··· INPUT RECORDS ···

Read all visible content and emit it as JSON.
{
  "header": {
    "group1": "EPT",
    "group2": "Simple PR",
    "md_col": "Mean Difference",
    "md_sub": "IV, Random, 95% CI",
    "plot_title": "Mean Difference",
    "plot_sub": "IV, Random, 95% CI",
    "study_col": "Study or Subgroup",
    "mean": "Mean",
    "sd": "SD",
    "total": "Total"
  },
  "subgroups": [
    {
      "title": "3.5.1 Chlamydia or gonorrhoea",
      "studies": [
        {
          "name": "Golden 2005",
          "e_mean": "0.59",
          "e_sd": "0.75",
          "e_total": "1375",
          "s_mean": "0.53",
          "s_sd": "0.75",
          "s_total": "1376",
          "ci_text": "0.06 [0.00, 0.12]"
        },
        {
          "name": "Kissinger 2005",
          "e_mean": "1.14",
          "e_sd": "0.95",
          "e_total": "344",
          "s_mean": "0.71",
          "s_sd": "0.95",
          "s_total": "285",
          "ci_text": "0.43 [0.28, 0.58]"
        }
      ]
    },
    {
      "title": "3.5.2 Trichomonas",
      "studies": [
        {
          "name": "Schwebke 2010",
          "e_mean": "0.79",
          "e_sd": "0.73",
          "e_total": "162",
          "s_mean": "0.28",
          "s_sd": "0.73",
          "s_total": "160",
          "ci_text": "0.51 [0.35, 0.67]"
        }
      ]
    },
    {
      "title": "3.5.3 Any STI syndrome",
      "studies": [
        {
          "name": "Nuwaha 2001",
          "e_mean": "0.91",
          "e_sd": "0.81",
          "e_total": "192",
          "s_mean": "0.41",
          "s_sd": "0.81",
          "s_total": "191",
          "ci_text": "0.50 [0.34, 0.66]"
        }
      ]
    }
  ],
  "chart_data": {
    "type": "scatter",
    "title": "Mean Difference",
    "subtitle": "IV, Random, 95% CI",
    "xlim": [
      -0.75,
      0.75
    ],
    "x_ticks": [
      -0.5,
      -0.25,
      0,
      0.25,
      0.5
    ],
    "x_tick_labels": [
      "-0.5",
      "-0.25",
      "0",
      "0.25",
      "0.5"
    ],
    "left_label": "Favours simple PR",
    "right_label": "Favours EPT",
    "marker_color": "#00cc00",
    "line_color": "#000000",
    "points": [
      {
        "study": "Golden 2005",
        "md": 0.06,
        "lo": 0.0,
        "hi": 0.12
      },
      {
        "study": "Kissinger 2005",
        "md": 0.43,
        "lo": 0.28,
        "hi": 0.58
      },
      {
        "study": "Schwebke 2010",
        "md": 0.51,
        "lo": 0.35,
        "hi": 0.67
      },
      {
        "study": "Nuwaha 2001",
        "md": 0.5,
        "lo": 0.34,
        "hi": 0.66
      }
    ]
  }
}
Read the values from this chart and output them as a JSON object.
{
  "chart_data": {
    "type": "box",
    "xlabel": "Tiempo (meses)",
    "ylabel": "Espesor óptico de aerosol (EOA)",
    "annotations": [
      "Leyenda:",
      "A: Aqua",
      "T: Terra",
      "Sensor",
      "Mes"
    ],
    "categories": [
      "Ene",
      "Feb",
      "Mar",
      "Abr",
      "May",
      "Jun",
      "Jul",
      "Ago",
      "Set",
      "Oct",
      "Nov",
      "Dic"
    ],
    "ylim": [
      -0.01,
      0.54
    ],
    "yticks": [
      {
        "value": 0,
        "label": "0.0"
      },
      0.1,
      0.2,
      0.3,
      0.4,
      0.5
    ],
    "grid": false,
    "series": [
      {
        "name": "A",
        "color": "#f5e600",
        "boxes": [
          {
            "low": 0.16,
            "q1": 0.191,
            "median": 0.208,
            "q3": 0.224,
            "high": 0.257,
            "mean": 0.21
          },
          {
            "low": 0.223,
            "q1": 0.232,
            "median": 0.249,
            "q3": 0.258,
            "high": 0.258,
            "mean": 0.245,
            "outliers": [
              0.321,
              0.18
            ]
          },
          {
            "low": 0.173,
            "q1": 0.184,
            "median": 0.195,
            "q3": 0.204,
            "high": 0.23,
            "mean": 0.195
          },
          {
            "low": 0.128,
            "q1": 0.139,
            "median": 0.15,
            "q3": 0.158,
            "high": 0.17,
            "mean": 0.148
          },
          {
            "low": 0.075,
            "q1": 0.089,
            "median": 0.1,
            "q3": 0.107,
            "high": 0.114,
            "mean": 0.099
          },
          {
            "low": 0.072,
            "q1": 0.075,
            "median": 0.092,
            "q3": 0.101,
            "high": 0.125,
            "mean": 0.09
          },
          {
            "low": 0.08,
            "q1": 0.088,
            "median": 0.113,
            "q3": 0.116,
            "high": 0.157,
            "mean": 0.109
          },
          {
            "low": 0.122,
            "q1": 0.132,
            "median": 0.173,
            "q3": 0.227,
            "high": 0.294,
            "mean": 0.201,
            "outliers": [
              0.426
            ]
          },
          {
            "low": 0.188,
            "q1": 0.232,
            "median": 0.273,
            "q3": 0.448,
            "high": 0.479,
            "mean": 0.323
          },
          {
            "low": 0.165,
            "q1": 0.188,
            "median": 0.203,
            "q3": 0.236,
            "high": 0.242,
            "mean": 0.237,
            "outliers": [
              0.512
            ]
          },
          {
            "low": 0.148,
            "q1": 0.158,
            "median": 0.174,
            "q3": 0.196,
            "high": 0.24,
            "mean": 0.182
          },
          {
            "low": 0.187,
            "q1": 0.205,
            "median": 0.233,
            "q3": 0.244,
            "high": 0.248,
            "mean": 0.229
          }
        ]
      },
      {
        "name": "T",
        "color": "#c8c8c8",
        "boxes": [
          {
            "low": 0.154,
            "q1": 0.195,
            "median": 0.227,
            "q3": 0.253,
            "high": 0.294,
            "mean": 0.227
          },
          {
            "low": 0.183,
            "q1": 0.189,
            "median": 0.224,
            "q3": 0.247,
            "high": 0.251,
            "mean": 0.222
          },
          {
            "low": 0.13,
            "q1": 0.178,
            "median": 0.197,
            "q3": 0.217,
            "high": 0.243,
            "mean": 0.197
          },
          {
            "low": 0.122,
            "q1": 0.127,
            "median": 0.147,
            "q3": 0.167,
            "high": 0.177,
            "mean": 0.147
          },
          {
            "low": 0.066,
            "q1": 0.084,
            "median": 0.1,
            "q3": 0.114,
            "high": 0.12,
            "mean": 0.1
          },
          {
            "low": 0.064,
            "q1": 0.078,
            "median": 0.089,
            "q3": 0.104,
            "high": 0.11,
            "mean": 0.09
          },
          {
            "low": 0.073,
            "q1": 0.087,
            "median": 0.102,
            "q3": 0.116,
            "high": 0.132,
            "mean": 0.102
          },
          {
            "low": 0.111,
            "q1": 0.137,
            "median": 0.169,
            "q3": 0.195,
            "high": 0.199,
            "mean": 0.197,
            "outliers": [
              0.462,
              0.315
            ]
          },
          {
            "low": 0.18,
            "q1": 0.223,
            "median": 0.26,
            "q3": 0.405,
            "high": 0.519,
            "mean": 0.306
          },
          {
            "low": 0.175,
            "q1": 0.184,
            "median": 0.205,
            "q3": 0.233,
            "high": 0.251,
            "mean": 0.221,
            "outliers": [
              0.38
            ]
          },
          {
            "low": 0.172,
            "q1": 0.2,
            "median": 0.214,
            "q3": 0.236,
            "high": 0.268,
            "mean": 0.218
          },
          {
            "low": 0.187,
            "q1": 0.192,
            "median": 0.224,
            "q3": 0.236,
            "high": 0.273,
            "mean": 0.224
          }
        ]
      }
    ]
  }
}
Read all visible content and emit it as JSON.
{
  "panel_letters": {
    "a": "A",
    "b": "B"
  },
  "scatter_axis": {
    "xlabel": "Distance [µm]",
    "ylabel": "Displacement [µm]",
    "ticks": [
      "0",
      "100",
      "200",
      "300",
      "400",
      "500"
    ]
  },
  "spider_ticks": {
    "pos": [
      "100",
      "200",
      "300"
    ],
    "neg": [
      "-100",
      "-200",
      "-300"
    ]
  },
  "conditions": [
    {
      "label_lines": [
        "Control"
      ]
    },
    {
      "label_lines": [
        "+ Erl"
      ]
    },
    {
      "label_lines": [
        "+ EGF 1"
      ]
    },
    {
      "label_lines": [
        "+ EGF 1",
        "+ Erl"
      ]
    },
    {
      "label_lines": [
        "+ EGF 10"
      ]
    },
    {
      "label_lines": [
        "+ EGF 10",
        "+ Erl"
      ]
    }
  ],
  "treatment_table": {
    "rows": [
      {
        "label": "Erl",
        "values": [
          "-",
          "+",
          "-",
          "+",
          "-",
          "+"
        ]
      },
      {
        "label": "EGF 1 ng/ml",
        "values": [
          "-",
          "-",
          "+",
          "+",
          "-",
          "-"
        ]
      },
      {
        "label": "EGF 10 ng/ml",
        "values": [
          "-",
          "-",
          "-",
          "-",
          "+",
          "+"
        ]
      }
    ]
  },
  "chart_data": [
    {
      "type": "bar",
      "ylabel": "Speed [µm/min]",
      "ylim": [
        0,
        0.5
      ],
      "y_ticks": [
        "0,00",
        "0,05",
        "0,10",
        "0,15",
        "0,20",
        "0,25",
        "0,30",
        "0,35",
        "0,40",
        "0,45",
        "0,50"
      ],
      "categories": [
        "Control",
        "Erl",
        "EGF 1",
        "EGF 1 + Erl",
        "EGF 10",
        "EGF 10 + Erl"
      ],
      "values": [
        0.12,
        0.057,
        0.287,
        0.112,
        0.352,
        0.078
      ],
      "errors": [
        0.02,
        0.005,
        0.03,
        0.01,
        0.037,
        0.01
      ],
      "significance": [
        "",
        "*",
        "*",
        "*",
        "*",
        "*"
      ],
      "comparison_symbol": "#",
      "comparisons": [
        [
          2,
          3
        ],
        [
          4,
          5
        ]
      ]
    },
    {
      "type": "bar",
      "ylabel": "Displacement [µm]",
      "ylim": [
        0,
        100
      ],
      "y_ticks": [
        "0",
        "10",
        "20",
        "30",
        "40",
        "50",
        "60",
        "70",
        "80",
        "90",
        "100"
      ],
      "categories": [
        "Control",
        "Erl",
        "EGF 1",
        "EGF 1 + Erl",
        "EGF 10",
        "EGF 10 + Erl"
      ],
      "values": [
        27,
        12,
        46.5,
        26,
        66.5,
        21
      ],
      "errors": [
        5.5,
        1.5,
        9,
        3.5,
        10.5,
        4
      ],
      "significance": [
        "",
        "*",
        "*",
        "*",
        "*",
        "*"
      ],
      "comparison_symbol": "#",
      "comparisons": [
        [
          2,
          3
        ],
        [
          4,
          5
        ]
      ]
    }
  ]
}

···

Extract each line holding the word "name" from the records.

### SOLUTION FOR THIS EXERCISE
          "name": "Golden 2005",
          "name": "Kissinger 2005",
          "name": "Schwebke 2010",
          "name": "Nuwaha 2001",
        "name": "A",
        "name": "T",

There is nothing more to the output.